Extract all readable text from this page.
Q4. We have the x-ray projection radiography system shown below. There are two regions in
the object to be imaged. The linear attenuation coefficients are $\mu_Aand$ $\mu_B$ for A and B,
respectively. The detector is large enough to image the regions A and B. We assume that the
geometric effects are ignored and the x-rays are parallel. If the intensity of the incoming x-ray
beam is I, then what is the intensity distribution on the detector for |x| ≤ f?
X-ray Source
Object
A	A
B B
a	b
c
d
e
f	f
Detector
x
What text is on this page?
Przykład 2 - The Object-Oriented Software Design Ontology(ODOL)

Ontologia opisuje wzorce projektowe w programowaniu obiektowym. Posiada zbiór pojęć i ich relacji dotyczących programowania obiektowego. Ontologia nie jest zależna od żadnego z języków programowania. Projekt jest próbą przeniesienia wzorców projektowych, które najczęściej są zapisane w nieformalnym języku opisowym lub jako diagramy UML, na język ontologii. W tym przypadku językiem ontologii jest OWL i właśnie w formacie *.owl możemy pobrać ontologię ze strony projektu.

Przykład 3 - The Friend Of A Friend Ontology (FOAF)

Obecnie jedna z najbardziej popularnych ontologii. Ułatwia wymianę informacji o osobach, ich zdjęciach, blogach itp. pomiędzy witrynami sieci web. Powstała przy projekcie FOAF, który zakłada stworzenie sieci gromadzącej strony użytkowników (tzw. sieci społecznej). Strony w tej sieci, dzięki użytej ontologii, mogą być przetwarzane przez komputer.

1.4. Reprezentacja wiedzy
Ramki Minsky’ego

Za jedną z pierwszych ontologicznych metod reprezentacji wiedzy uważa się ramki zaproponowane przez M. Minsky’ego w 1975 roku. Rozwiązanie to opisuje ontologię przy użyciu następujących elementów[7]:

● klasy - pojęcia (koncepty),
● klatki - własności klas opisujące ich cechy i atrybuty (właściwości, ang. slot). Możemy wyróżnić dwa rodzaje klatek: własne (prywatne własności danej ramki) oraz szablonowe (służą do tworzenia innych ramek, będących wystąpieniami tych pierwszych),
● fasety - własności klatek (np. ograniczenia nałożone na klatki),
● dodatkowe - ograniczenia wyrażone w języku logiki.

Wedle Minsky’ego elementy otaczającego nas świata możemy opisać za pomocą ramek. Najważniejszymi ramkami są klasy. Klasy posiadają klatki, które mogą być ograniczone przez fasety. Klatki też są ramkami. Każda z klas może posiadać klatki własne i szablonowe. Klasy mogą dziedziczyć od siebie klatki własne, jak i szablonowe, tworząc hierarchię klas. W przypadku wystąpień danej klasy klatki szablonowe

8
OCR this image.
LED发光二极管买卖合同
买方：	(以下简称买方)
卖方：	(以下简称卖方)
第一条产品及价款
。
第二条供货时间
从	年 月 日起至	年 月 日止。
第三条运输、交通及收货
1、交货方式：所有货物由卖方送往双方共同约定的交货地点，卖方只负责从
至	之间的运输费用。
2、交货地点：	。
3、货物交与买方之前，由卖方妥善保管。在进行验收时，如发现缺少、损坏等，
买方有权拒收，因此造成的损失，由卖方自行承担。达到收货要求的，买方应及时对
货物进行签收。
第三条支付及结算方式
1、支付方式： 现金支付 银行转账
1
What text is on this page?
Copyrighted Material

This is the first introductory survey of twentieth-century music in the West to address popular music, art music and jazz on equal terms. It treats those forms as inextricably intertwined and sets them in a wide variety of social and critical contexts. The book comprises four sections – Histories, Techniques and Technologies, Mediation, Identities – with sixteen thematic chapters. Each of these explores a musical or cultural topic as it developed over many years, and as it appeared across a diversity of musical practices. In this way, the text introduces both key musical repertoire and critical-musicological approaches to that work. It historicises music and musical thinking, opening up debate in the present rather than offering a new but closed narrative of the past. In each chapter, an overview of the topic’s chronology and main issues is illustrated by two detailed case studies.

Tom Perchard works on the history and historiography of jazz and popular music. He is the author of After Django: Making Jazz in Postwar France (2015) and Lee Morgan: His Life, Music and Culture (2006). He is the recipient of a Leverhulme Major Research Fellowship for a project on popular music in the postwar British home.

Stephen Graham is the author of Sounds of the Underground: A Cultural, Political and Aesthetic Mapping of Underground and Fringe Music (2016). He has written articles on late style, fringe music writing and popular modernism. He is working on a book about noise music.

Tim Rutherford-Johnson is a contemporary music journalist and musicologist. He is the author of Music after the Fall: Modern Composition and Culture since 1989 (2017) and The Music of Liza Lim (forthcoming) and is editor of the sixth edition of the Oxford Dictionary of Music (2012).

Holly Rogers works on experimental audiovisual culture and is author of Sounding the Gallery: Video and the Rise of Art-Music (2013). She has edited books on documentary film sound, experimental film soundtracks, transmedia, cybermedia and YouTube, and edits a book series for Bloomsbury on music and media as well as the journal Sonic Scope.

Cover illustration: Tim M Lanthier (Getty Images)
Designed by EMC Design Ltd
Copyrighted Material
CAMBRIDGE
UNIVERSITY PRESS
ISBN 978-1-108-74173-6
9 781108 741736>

PROBLEM TO SOLVE
Where a line above includes "klasy", copy that line.

WRITTEN ANSWER
● klasy - pojęcia (koncepty),
Wedle Minsky’ego elementy otaczającego nas świata możemy opisać za pomocą ramek. Najważniejszymi ramkami są klasy. Klasy posiadają klatki, które mogą być ograniczone przez fasety. Klatki też są ramkami. Każda z klas może posiadać klatki własne i szablonowe. Klasy mogą dziedziczyć od siebie klatki własne, jak i szablonowe, tworząc hierarchię klas. W przypadku wystąpień danej klasy klatki szablonowe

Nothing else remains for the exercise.